►

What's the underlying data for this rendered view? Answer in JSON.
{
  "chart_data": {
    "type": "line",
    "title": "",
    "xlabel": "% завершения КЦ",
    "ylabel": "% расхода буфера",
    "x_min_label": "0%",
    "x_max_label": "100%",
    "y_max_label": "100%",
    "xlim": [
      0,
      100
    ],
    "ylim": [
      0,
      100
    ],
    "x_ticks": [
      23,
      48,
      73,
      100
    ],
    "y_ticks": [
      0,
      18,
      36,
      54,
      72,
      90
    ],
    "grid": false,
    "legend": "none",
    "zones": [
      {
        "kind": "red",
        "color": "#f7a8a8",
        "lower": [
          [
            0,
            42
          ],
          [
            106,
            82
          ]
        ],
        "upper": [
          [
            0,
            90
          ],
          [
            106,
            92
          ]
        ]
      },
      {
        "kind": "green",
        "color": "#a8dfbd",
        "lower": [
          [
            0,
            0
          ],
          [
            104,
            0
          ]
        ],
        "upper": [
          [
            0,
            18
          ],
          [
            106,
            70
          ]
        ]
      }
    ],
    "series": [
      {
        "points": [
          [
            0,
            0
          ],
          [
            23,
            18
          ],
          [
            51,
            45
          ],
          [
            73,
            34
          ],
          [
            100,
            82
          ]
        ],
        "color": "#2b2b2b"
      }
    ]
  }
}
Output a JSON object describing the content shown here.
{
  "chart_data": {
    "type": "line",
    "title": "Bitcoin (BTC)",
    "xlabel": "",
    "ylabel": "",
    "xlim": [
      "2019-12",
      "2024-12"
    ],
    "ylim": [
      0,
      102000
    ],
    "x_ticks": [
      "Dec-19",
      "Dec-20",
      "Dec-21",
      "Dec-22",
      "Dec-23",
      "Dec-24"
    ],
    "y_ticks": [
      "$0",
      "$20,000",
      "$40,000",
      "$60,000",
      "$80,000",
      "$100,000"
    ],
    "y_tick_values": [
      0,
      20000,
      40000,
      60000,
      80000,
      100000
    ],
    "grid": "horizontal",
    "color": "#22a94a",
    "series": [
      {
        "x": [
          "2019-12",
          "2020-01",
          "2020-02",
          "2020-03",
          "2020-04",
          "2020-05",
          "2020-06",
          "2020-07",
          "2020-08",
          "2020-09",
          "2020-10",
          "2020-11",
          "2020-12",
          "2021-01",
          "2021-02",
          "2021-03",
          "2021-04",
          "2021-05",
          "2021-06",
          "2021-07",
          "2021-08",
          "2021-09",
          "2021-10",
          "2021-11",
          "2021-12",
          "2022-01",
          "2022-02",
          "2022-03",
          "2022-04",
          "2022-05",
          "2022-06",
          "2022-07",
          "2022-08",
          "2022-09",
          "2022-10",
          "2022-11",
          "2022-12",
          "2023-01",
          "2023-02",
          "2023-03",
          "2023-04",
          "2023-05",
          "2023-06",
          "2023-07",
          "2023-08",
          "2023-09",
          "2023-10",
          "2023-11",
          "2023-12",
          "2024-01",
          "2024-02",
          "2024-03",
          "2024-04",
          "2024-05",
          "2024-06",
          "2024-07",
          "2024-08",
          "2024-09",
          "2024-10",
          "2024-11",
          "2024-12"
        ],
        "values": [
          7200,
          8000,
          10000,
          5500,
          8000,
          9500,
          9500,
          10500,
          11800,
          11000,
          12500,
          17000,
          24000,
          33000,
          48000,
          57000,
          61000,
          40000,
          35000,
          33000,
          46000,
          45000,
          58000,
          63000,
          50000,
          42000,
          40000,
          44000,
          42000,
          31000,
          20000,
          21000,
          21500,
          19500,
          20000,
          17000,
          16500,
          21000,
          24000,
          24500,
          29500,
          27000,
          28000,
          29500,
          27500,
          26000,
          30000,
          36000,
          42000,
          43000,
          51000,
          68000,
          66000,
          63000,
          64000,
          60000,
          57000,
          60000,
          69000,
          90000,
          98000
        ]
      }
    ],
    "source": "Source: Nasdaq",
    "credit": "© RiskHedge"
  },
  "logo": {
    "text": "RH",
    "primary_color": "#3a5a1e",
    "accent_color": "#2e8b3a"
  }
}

◄

• [EXERCISE] Repeat the material above exactly.

• [THE COMPLETED TASK]
What's the underlying data for this rendered view? Answer in JSON.
{
  "chart_data": {
    "type": "line",
    "title": "",
    "xlabel": "% завершения КЦ",
    "ylabel": "% расхода буфера",
    "x_min_label": "0%",
    "x_max_label": "100%",
    "y_max_label": "100%",
    "xlim": [
      0,
      100
    ],
    "ylim": [
      0,
      100
    ],
    "x_ticks": [
      23,
      48,
      73,
      100
    ],
    "y_ticks": [
      0,
      18,
      36,
      54,
      72,
      90
    ],
    "grid": false,
    "legend": "none",
    "zones": [
      {
        "kind": "red",
        "color": "#f7a8a8",
        "lower": [
          [
            0,
            42
          ],
          [
            106,
            82
          ]
        ],
        "upper": [
          [
            0,
            90
          ],
          [
            106,
            92
          ]
        ]
      },
      {
        "kind": "green",
        "color": "#a8dfbd",
        "lower": [
          [
            0,
            0
          ],
          [
            104,
            0
          ]
        ],
        "upper": [
          [
            0,
            18
          ],
          [
            106,
            70
          ]
        ]
      }
    ],
    "series": [
      {
        "points": [
          [
            0,
            0
          ],
          [
            23,
            18
          ],
          [
            51,
            45
          ],
          [
            73,
            34
          ],
          [
            100,
            82
          ]
        ],
        "color": "#2b2b2b"
      }
    ]
  }
}
Output a JSON object describing the content shown here.
{
  "chart_data": {
    "type": "line",
    "title": "Bitcoin (BTC)",
    "xlabel": "",
    "ylabel": "",
    "xlim": [
      "2019-12",
      "2024-12"
    ],
    "ylim": [
      0,
      102000
    ],
    "x_ticks": [
      "Dec-19",
      "Dec-20",
      "Dec-21",
      "Dec-22",
      "Dec-23",
      "Dec-24"
    ],
    "y_ticks": [
      "$0",
      "$20,000",
      "$40,000",
      "$60,000",
      "$80,000",
      "$100,000"
    ],
    "y_tick_values": [
      0,
      20000,
      40000,
      60000,
      80000,
      100000
    ],
    "grid": "horizontal",
    "color": "#22a94a",
    "series": [
      {
        "x": [
          "2019-12",
          "2020-01",
          "2020-02",
          "2020-03",
          "2020-04",
          "2020-05",
          "2020-06",
          "2020-07",
          "2020-08",
          "2020-09",
          "2020-10",
          "2020-11",
          "2020-12",
          "2021-01",
          "2021-02",
          "2021-03",
          "2021-04",
          "2021-05",
          "2021-06",
          "2021-07",
          "2021-08",
          "2021-09",
          "2021-10",
          "2021-11",
          "2021-12",
          "2022-01",
          "2022-02",
          "2022-03",
          "2022-04",
          "2022-05",
          "2022-06",
          "2022-07",
          "2022-08",
          "2022-09",
          "2022-10",
          "2022-11",
          "2022-12",
          "2023-01",
          "2023-02",
          "2023-03",
          "2023-04",
          "2023-05",
          "2023-06",
          "2023-07",
          "2023-08",
          "2023-09",
          "2023-10",
          "2023-11",
          "2023-12",
          "2024-01",
          "2024-02",
          "2024-03",
          "2024-04",
          "2024-05",
          "2024-06",
          "2024-07",
          "2024-08",
          "2024-09",
          "2024-10",
          "2024-11",
          "2024-12"
        ],
        "values": [
          7200,
          8000,
          10000,
          5500,
          8000,
          9500,
          9500,
          10500,
          11800,
          11000,
          12500,
          17000,
          24000,
          33000,
          48000,
          57000,
          61000,
          40000,
          35000,
          33000,
          46000,
          45000,
          58000,
          63000,
          50000,
          42000,
          40000,
          44000,
          42000,
          31000,
          20000,
          21000,
          21500,
          19500,
          20000,
          17000,
          16500,
          21000,
          24000,
          24500,
          29500,
          27000,
          28000,
          29500,
          27500,
          26000,
          30000,
          36000,
          42000,
          43000,
          51000,
          68000,
          66000,
          63000,
          64000,
          60000,
          57000,
          60000,
          69000,
          90000,
          98000
        ]
      }
    ],
    "source": "Source: Nasdaq",
    "credit": "© RiskHedge"
  },
  "logo": {
    "text": "RH",
    "primary_color": "#3a5a1e",
    "accent_color": "#2e8b3a"
  }
}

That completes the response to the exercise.